** Begin Available data **

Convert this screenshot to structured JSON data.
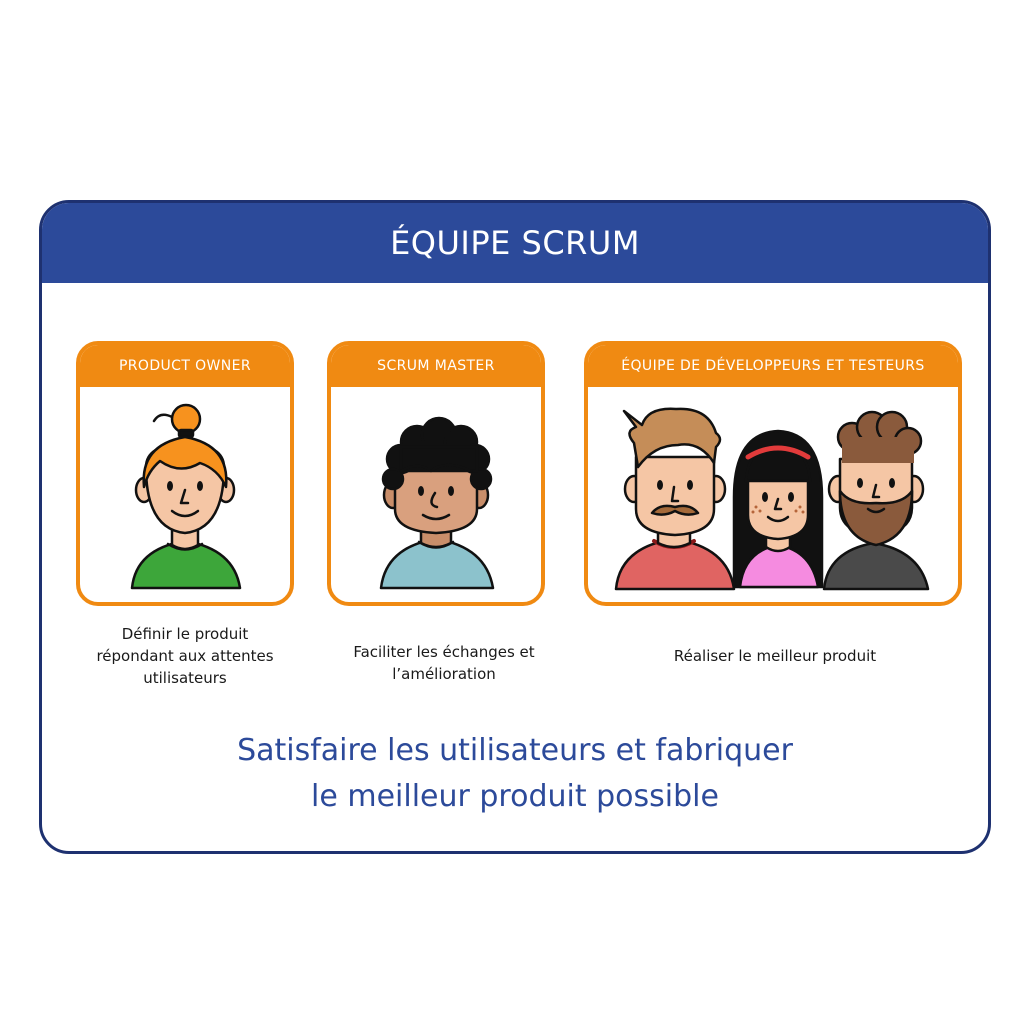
{
  "header": {
    "title": "ÉQUIPE SCRUM"
  },
  "roles": [
    {
      "title": "PRODUCT OWNER",
      "description": "Définir le produit\nrépondant aux attentes\nutilisateurs",
      "icon": "woman-orange-bun-avatar"
    },
    {
      "title": "SCRUM MASTER",
      "description": "Faciliter les échanges et\nl’amélioration",
      "icon": "man-curly-hair-avatar"
    },
    {
      "title": "ÉQUIPE DE DÉVELOPPEURS ET TESTEURS",
      "description": "Réaliser le meilleur produit",
      "icon": "team-of-three-avatars"
    }
  ],
  "tagline": "Satisfaire les utilisateurs et fabriquer\nle meilleur produit possible",
  "colors": {
    "header_blue": "#2c4a9a",
    "border_navy": "#1e3170",
    "card_orange": "#f08a12",
    "text_dark": "#1a1a1a"
  }
}
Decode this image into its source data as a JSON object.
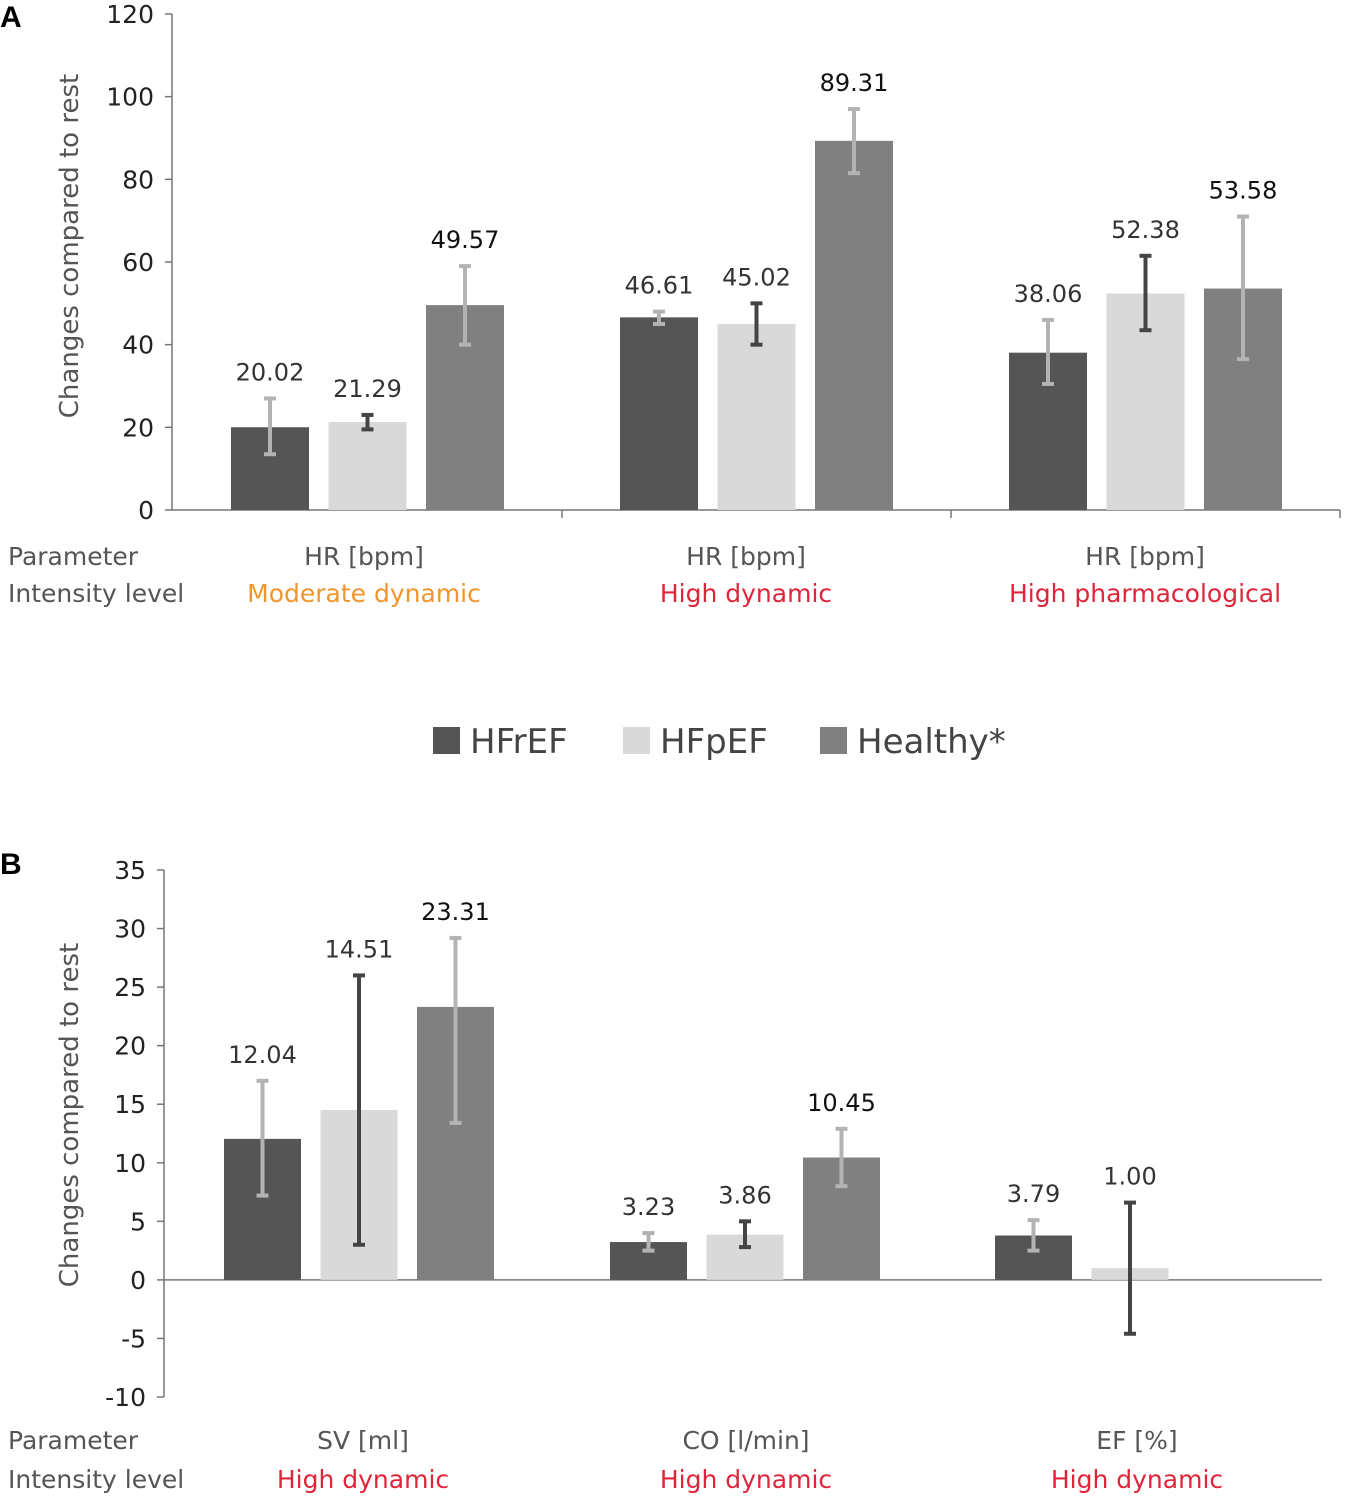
{
  "colors": {
    "HFrEF": "#555555",
    "HFpEF": "#d9d9d9",
    "Healthy*": "#808080",
    "axis": "#777777",
    "err_light": "#b3b3b3",
    "err_dark": "#444444",
    "moderate": "#f0962e",
    "high": "#e0253a"
  },
  "legend": {
    "items": [
      {
        "name": "HFrEF",
        "color": "#555555"
      },
      {
        "name": "HFpEF",
        "color": "#d9d9d9"
      },
      {
        "name": "Healthy*",
        "color": "#808080"
      }
    ]
  },
  "row_labels": {
    "parameter": "Parameter",
    "intensity": "Intensity level"
  },
  "chart_data": [
    {
      "panel": "A",
      "type": "bar",
      "ylabel": "Changes compared to rest",
      "ylim": [
        0,
        120
      ],
      "yticks": [
        0,
        20,
        40,
        60,
        80,
        100,
        120
      ],
      "series_names": [
        "HFrEF",
        "HFpEF",
        "Healthy*"
      ],
      "groups": [
        {
          "parameter": "HR [bpm]",
          "intensity": "Moderate dynamic",
          "intensity_color": "#f0962e",
          "bars": [
            {
              "series": "HFrEF",
              "value": 20.02,
              "label": "20.02",
              "err_low": 13.5,
              "err_high": 27,
              "err_color": "#b3b3b3",
              "bold": false
            },
            {
              "series": "HFpEF",
              "value": 21.29,
              "label": "21.29",
              "err_low": 19.5,
              "err_high": 23,
              "err_color": "#444444",
              "bold": false
            },
            {
              "series": "Healthy*",
              "value": 49.57,
              "label": "49.57",
              "err_low": 40,
              "err_high": 59,
              "err_color": "#b3b3b3",
              "bold": true
            }
          ]
        },
        {
          "parameter": "HR [bpm]",
          "intensity": "High dynamic",
          "intensity_color": "#e0253a",
          "bars": [
            {
              "series": "HFrEF",
              "value": 46.61,
              "label": "46.61",
              "err_low": 45,
              "err_high": 48,
              "err_color": "#b3b3b3",
              "bold": false
            },
            {
              "series": "HFpEF",
              "value": 45.02,
              "label": "45.02",
              "err_low": 40,
              "err_high": 50,
              "err_color": "#444444",
              "bold": false
            },
            {
              "series": "Healthy*",
              "value": 89.31,
              "label": "89.31",
              "err_low": 81.5,
              "err_high": 97,
              "err_color": "#b3b3b3",
              "bold": true
            }
          ]
        },
        {
          "parameter": "HR [bpm]",
          "intensity": "High pharmacological",
          "intensity_color": "#e0253a",
          "bars": [
            {
              "series": "HFrEF",
              "value": 38.06,
              "label": "38.06",
              "err_low": 30.5,
              "err_high": 46,
              "err_color": "#b3b3b3",
              "bold": false
            },
            {
              "series": "HFpEF",
              "value": 52.38,
              "label": "52.38",
              "err_low": 43.5,
              "err_high": 61.5,
              "err_color": "#444444",
              "bold": false
            },
            {
              "series": "Healthy*",
              "value": 53.58,
              "label": "53.58",
              "err_low": 36.5,
              "err_high": 71,
              "err_color": "#b3b3b3",
              "bold": true
            }
          ]
        }
      ]
    },
    {
      "panel": "B",
      "type": "bar",
      "ylabel": "Changes compared to rest",
      "ylim": [
        -10,
        35
      ],
      "yticks": [
        -10,
        -5,
        0,
        5,
        10,
        15,
        20,
        25,
        30,
        35
      ],
      "series_names": [
        "HFrEF",
        "HFpEF",
        "Healthy*"
      ],
      "groups": [
        {
          "parameter": "SV [ml]",
          "intensity": "High dynamic",
          "intensity_color": "#e0253a",
          "bars": [
            {
              "series": "HFrEF",
              "value": 12.04,
              "label": "12.04",
              "err_low": 7.2,
              "err_high": 17,
              "err_color": "#b3b3b3",
              "bold": false
            },
            {
              "series": "HFpEF",
              "value": 14.51,
              "label": "14.51",
              "err_low": 3,
              "err_high": 26,
              "err_color": "#444444",
              "bold": false
            },
            {
              "series": "Healthy*",
              "value": 23.31,
              "label": "23.31",
              "err_low": 13.4,
              "err_high": 29.2,
              "err_color": "#b3b3b3",
              "bold": true
            }
          ]
        },
        {
          "parameter": "CO [l/min]",
          "intensity": "High dynamic",
          "intensity_color": "#e0253a",
          "bars": [
            {
              "series": "HFrEF",
              "value": 3.23,
              "label": "3.23",
              "err_low": 2.5,
              "err_high": 4,
              "err_color": "#b3b3b3",
              "bold": false
            },
            {
              "series": "HFpEF",
              "value": 3.86,
              "label": "3.86",
              "err_low": 2.8,
              "err_high": 5,
              "err_color": "#444444",
              "bold": false
            },
            {
              "series": "Healthy*",
              "value": 10.45,
              "label": "10.45",
              "err_low": 8,
              "err_high": 12.9,
              "err_color": "#b3b3b3",
              "bold": true
            }
          ]
        },
        {
          "parameter": "EF   [%]",
          "intensity": "High dynamic",
          "intensity_color": "#e0253a",
          "bars": [
            {
              "series": "HFrEF",
              "value": 3.79,
              "label": "3.79",
              "err_low": 2.5,
              "err_high": 5.1,
              "err_color": "#b3b3b3",
              "bold": false
            },
            {
              "series": "HFpEF",
              "value": 1.0,
              "label": "1.00",
              "err_low": -4.6,
              "err_high": 6.6,
              "err_color": "#444444",
              "bold": false
            }
          ]
        }
      ]
    }
  ]
}
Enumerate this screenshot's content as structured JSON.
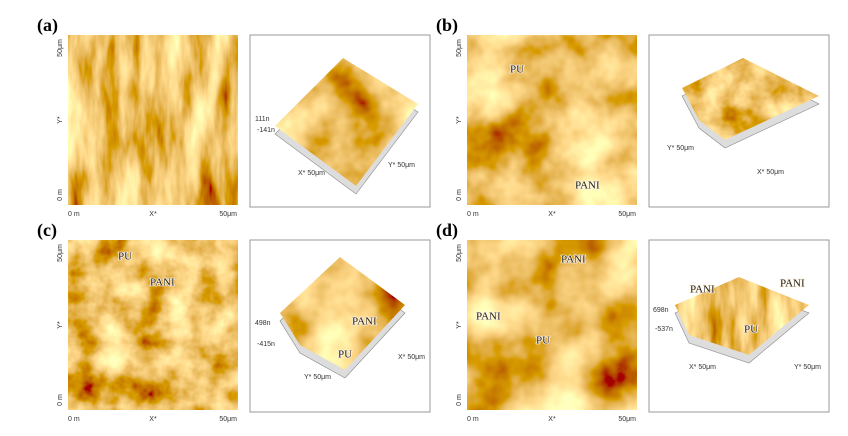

** End Available data **

Instruction: Each entry must be retyped word for word, with every image omitted.

Result:
Convert this screenshot to structured JSON data.
{
  "header": {
    "title": "ÉQUIPE SCRUM"
  },
  "roles": [
    {
      "title": "PRODUCT OWNER",
      "description": "Définir le produit\nrépondant aux attentes\nutilisateurs",
      "icon": "woman-orange-bun-avatar"
    },
    {
      "title": "SCRUM MASTER",
      "description": "Faciliter les échanges et\nl’amélioration",
      "icon": "man-curly-hair-avatar"
    },
    {
      "title": "ÉQUIPE DE DÉVELOPPEURS ET TESTEURS",
      "description": "Réaliser le meilleur produit",
      "icon": "team-of-three-avatars"
    }
  ],
  "tagline": "Satisfaire les utilisateurs et fabriquer\nle meilleur produit possible",
  "colors": {
    "header_blue": "#2c4a9a",
    "border_navy": "#1e3170",
    "card_orange": "#f08a12",
    "text_dark": "#1a1a1a"
  }
}
Decode this image into its source data as a JSON object.
{
  "colors": {
    "HFrEF": "#555555",
    "HFpEF": "#d9d9d9",
    "Healthy*": "#808080",
    "axis": "#777777",
    "err_light": "#b3b3b3",
    "err_dark": "#444444",
    "moderate": "#f0962e",
    "high": "#e0253a"
  },
  "legend": {
    "items": [
      {
        "name": "HFrEF",
        "color": "#555555"
      },
      {
        "name": "HFpEF",
        "color": "#d9d9d9"
      },
      {
        "name": "Healthy*",
        "color": "#808080"
      }
    ]
  },
  "row_labels": {
    "parameter": "Parameter",
    "intensity": "Intensity level"
  },
  "chart_data": [
    {
      "panel": "A",
      "type": "bar",
      "ylabel": "Changes compared to rest",
      "ylim": [
        0,
        120
      ],
      "yticks": [
        0,
        20,
        40,
        60,
        80,
        100,
        120
      ],
      "series_names": [
        "HFrEF",
        "HFpEF",
        "Healthy*"
      ],
      "groups": [
        {
          "parameter": "HR [bpm]",
          "intensity": "Moderate dynamic",
          "intensity_color": "#f0962e",
          "bars": [
            {
              "series": "HFrEF",
              "value": 20.02,
              "label": "20.02",
              "err_low": 13.5,
              "err_high": 27,
              "err_color": "#b3b3b3",
              "bold": false
            },
            {
              "series": "HFpEF",
              "value": 21.29,
              "label": "21.29",
              "err_low": 19.5,
              "err_high": 23,
              "err_color": "#444444",
              "bold": false
            },
            {
              "series": "Healthy*",
              "value": 49.57,
              "label": "49.57",
              "err_low": 40,
              "err_high": 59,
              "err_color": "#b3b3b3",
              "bold": true
            }
          ]
        },
        {
          "parameter": "HR [bpm]",
          "intensity": "High dynamic",
          "intensity_color": "#e0253a",
          "bars": [
            {
              "series": "HFrEF",
              "value": 46.61,
              "label": "46.61",
              "err_low": 45,
              "err_high": 48,
              "err_color": "#b3b3b3",
              "bold": false
            },
            {
              "series": "HFpEF",
              "value": 45.02,
              "label": "45.02",
              "err_low": 40,
              "err_high": 50,
              "err_color": "#444444",
              "bold": false
            },
            {
              "series": "Healthy*",
              "value": 89.31,
              "label": "89.31",
              "err_low": 81.5,
              "err_high": 97,
              "err_color": "#b3b3b3",
              "bold": true
            }
          ]
        },
        {
          "parameter": "HR [bpm]",
          "intensity": "High pharmacological",
          "intensity_color": "#e0253a",
          "bars": [
            {
              "series": "HFrEF",
              "value": 38.06,
              "label": "38.06",
              "err_low": 30.5,
              "err_high": 46,
              "err_color": "#b3b3b3",
              "bold": false
            },
            {
              "series": "HFpEF",
              "value": 52.38,
              "label": "52.38",
              "err_low": 43.5,
              "err_high": 61.5,
              "err_color": "#444444",
              "bold": false
            },
            {
              "series": "Healthy*",
              "value": 53.58,
              "label": "53.58",
              "err_low": 36.5,
              "err_high": 71,
              "err_color": "#b3b3b3",
              "bold": true
            }
          ]
        }
      ]
    },
    {
      "panel": "B",
      "type": "bar",
      "ylabel": "Changes compared to rest",
      "ylim": [
        -10,
        35
      ],
      "yticks": [
        -10,
        -5,
        0,
        5,
        10,
        15,
        20,
        25,
        30,
        35
      ],
      "series_names": [
        "HFrEF",
        "HFpEF",
        "Healthy*"
      ],
      "groups": [
        {
          "parameter": "SV [ml]",
          "intensity": "High dynamic",
          "intensity_color": "#e0253a",
          "bars": [
            {
              "series": "HFrEF",
              "value": 12.04,
              "label": "12.04",
              "err_low": 7.2,
              "err_high": 17,
              "err_color": "#b3b3b3",
              "bold": false
            },
            {
              "series": "HFpEF",
              "value": 14.51,
              "label": "14.51",
              "err_low": 3,
              "err_high": 26,
              "err_color": "#444444",
              "bold": false
            },
            {
              "series": "Healthy*",
              "value": 23.31,
              "label": "23.31",
              "err_low": 13.4,
              "err_high": 29.2,
              "err_color": "#b3b3b3",
              "bold": true
            }
          ]
        },
        {
          "parameter": "CO [l/min]",
          "intensity": "High dynamic",
          "intensity_color": "#e0253a",
          "bars": [
            {
              "series": "HFrEF",
              "value": 3.23,
              "label": "3.23",
              "err_low": 2.5,
              "err_high": 4,
              "err_color": "#b3b3b3",
              "bold": false
            },
            {
              "series": "HFpEF",
              "value": 3.86,
              "label": "3.86",
              "err_low": 2.8,
              "err_high": 5,
              "err_color": "#444444",
              "bold": false
            },
            {
              "series": "Healthy*",
              "value": 10.45,
              "label": "10.45",
              "err_low": 8,
              "err_high": 12.9,
              "err_color": "#b3b3b3",
              "bold": true
            }
          ]
        },
        {
          "parameter": "EF   [%]",
          "intensity": "High dynamic",
          "intensity_color": "#e0253a",
          "bars": [
            {
              "series": "HFrEF",
              "value": 3.79,
              "label": "3.79",
              "err_low": 2.5,
              "err_high": 5.1,
              "err_color": "#b3b3b3",
              "bold": false
            },
            {
              "series": "HFpEF",
              "value": 1.0,
              "label": "1.00",
              "err_low": -4.6,
              "err_high": 6.6,
              "err_color": "#444444",
              "bold": false
            }
          ]
        }
      ]
    }
  ]
}
Enumerate this screenshot's content as structured JSON.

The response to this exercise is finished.